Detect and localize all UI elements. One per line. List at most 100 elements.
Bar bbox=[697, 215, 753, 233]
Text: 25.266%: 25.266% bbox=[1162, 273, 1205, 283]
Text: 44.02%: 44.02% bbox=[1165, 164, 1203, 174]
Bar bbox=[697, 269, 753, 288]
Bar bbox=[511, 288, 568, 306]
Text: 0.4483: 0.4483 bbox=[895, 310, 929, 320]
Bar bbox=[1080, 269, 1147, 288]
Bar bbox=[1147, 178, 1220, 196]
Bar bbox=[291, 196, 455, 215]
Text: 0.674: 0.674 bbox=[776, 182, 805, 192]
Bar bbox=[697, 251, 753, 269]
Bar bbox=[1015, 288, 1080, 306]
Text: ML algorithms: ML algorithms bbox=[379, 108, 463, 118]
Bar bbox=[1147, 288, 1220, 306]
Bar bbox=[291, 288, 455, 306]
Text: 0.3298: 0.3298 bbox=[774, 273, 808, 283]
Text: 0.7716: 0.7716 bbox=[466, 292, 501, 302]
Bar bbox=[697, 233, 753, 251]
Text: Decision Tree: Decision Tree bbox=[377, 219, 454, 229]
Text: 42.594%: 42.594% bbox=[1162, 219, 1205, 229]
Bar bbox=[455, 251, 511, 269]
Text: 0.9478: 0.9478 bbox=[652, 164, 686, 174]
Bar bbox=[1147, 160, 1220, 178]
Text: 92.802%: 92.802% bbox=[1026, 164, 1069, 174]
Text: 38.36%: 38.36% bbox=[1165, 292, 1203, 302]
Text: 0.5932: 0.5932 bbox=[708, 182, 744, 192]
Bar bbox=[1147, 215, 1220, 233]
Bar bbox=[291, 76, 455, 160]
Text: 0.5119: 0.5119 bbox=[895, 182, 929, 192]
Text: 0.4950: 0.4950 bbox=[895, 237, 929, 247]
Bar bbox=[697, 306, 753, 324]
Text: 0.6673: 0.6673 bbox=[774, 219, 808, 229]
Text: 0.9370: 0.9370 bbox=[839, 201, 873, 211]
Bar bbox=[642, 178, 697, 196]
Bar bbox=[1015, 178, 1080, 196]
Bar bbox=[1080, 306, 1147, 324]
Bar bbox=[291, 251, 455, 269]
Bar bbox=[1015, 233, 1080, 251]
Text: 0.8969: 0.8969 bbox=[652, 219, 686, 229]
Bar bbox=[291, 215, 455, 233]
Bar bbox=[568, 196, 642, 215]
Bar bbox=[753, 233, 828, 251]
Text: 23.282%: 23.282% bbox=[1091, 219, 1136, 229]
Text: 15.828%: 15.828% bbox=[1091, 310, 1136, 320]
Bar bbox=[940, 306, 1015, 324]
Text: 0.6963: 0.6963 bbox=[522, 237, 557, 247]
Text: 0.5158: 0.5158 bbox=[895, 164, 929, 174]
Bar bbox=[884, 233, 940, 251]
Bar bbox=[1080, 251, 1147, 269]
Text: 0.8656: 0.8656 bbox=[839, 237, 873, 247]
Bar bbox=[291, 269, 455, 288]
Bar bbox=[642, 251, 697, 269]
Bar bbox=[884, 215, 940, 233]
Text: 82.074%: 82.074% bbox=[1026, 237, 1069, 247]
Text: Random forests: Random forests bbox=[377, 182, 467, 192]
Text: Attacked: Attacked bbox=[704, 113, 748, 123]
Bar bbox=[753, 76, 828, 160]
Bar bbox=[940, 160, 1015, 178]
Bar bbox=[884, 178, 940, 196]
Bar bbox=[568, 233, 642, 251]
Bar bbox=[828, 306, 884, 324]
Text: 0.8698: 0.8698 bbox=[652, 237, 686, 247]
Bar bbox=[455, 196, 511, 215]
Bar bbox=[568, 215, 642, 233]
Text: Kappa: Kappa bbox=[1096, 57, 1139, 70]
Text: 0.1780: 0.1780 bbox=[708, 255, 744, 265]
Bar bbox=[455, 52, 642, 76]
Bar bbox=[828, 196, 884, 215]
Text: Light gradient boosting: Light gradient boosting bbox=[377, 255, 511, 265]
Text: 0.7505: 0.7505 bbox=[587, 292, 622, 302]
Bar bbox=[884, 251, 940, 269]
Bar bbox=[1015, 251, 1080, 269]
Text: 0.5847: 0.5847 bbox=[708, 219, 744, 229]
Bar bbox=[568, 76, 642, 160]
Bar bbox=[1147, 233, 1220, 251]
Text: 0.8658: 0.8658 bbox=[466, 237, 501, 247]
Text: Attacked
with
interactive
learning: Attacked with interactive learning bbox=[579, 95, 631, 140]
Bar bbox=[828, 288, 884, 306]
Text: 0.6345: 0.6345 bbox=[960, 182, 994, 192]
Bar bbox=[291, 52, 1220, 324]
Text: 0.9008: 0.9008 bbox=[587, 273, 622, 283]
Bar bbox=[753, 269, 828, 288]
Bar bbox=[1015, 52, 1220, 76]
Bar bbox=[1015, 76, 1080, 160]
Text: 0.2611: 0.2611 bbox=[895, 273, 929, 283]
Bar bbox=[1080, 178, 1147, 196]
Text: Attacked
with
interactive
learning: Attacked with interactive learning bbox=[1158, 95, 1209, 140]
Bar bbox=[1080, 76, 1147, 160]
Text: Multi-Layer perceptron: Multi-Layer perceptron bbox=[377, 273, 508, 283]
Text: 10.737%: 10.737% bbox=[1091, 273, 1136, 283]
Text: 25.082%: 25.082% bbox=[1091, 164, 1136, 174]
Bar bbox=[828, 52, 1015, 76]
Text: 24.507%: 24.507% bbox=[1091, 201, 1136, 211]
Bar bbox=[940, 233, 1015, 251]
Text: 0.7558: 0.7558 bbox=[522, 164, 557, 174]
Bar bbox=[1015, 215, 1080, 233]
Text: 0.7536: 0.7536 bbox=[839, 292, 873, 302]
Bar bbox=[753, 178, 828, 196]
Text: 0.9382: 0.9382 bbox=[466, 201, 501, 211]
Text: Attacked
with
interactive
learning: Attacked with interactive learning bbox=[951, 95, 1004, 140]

Task prompt – Convert the material above into a numbered list, omitting any blank lines.

Written response –
1. Detect and localize all UI elements. One per line. List at most 100 elements.
2. Bar bbox=[697, 215, 753, 233]
3. Text: 25.266%: 25.266% bbox=[1162, 273, 1205, 283]
4. Text: 44.02%: 44.02% bbox=[1165, 164, 1203, 174]
5. Bar bbox=[697, 269, 753, 288]
6. Bar bbox=[511, 288, 568, 306]
7. Text: 0.4483: 0.4483 bbox=[895, 310, 929, 320]
8. Bar bbox=[1080, 269, 1147, 288]
9. Bar bbox=[1147, 178, 1220, 196]
10. Bar bbox=[291, 196, 455, 215]
11. Text: 0.674: 0.674 bbox=[776, 182, 805, 192]
12. Bar bbox=[697, 251, 753, 269]
13. Bar bbox=[1015, 288, 1080, 306]
14. Text: ML algorithms: ML algorithms bbox=[379, 108, 463, 118]
15. Bar bbox=[1147, 288, 1220, 306]
16. Bar bbox=[291, 288, 455, 306]
17. Text: 0.3298: 0.3298 bbox=[774, 273, 808, 283]
18. Text: 0.7716: 0.7716 bbox=[466, 292, 501, 302]
19. Bar bbox=[697, 233, 753, 251]
20. Text: Decision Tree: Decision Tree bbox=[377, 219, 454, 229]
21. Text: 42.594%: 42.594% bbox=[1162, 219, 1205, 229]
22. Bar bbox=[455, 251, 511, 269]
23. Text: 0.9478: 0.9478 bbox=[652, 164, 686, 174]
24. Bar bbox=[1147, 160, 1220, 178]
25. Text: 92.802%: 92.802% bbox=[1026, 164, 1069, 174]
26. Text: 38.36%: 38.36% bbox=[1165, 292, 1203, 302]
27. Text: 0.5932: 0.5932 bbox=[708, 182, 744, 192]
28. Bar bbox=[1147, 215, 1220, 233]
29. Bar bbox=[291, 76, 455, 160]
30. Text: 0.5119: 0.5119 bbox=[895, 182, 929, 192]
31. Text: 0.4950: 0.4950 bbox=[895, 237, 929, 247]
32. Bar bbox=[697, 306, 753, 324]
33. Text: 0.6673: 0.6673 bbox=[774, 219, 808, 229]
34. Text: 0.9370: 0.9370 bbox=[839, 201, 873, 211]
35. Bar bbox=[642, 178, 697, 196]
36. Bar bbox=[1015, 178, 1080, 196]
37. Bar bbox=[1080, 306, 1147, 324]
38. Bar bbox=[291, 251, 455, 269]
39. Bar bbox=[1015, 233, 1080, 251]
40. Text: 0.8969: 0.8969 bbox=[652, 219, 686, 229]
41. Bar bbox=[291, 215, 455, 233]
42. Bar bbox=[568, 196, 642, 215]
43. Bar bbox=[753, 233, 828, 251]
44. Text: 23.282%: 23.282% bbox=[1091, 219, 1136, 229]
45. Text: 15.828%: 15.828% bbox=[1091, 310, 1136, 320]
46. Bar bbox=[940, 306, 1015, 324]
47. Text: 0.6963: 0.6963 bbox=[522, 237, 557, 247]
48. Text: 0.5158: 0.5158 bbox=[895, 164, 929, 174]
49. Bar bbox=[884, 233, 940, 251]
50. Bar bbox=[1080, 251, 1147, 269]
51. Text: 0.8656: 0.8656 bbox=[839, 237, 873, 247]
52. Bar bbox=[291, 269, 455, 288]
53. Bar bbox=[642, 251, 697, 269]
54. Bar bbox=[884, 215, 940, 233]
55. Text: 82.074%: 82.074% bbox=[1026, 237, 1069, 247]
56. Text: Random forests: Random forests bbox=[377, 182, 467, 192]
57. Text: Attacked: Attacked bbox=[704, 113, 748, 123]
58. Bar bbox=[753, 76, 828, 160]
59. Bar bbox=[940, 160, 1015, 178]
60. Bar bbox=[884, 178, 940, 196]
61. Bar bbox=[568, 233, 642, 251]
62. Bar bbox=[828, 306, 884, 324]
63. Text: 0.8698: 0.8698 bbox=[652, 237, 686, 247]
64. Bar bbox=[455, 196, 511, 215]
65. Bar bbox=[568, 215, 642, 233]
66. Text: Kappa: Kappa bbox=[1096, 57, 1139, 70]
67. Text: 0.1780: 0.1780 bbox=[708, 255, 744, 265]
68. Bar bbox=[455, 52, 642, 76]
69. Bar bbox=[828, 196, 884, 215]
70. Text: Light gradient boosting: Light gradient boosting bbox=[377, 255, 511, 265]
71. Text: 0.7505: 0.7505 bbox=[587, 292, 622, 302]
72. Bar bbox=[884, 251, 940, 269]
73. Bar bbox=[1015, 251, 1080, 269]
74. Text: 0.5847: 0.5847 bbox=[708, 219, 744, 229]
75. Bar bbox=[568, 76, 642, 160]
76. Bar bbox=[1147, 233, 1220, 251]
77. Text: 0.8658: 0.8658 bbox=[466, 237, 501, 247]
78. Text: Attacked
79. with
80. interactive
81. learning: Attacked with interactive learning bbox=[579, 95, 631, 140]
82. Bar bbox=[828, 288, 884, 306]
83. Text: 0.6345: 0.6345 bbox=[960, 182, 994, 192]
84. Bar bbox=[291, 52, 1220, 324]
85. Text: 0.9008: 0.9008 bbox=[587, 273, 622, 283]
86. Bar bbox=[753, 269, 828, 288]
87. Bar bbox=[1015, 52, 1220, 76]
88. Bar bbox=[1015, 76, 1080, 160]
89. Text: 0.2611: 0.2611 bbox=[895, 273, 929, 283]
90. Bar bbox=[1080, 178, 1147, 196]
91. Text: Attacked
92. with
93. interactive
94. learning: Attacked with interactive learning bbox=[1158, 95, 1209, 140]
95. Bar bbox=[1080, 76, 1147, 160]
96. Text: Multi-Layer perceptron: Multi-Layer perceptron bbox=[377, 273, 508, 283]
97. Text: 10.737%: 10.737% bbox=[1091, 273, 1136, 283]
98. Text: 25.082%: 25.082% bbox=[1091, 164, 1136, 174]
99. Bar bbox=[828, 52, 1015, 76]
100. Text: 24.507%: 24.507% bbox=[1091, 201, 1136, 211]
101. Bar bbox=[940, 233, 1015, 251]
102. Text: 0.7558: 0.7558 bbox=[522, 164, 557, 174]
103. Bar bbox=[1015, 215, 1080, 233]
104. Text: 0.7536: 0.7536 bbox=[839, 292, 873, 302]
105. Bar bbox=[753, 178, 828, 196]
106. Text: 0.9382: 0.9382 bbox=[466, 201, 501, 211]
107. Text: Attacked
108. with
109. interactive
110. learning: Attacked with interactive learning bbox=[951, 95, 1004, 140]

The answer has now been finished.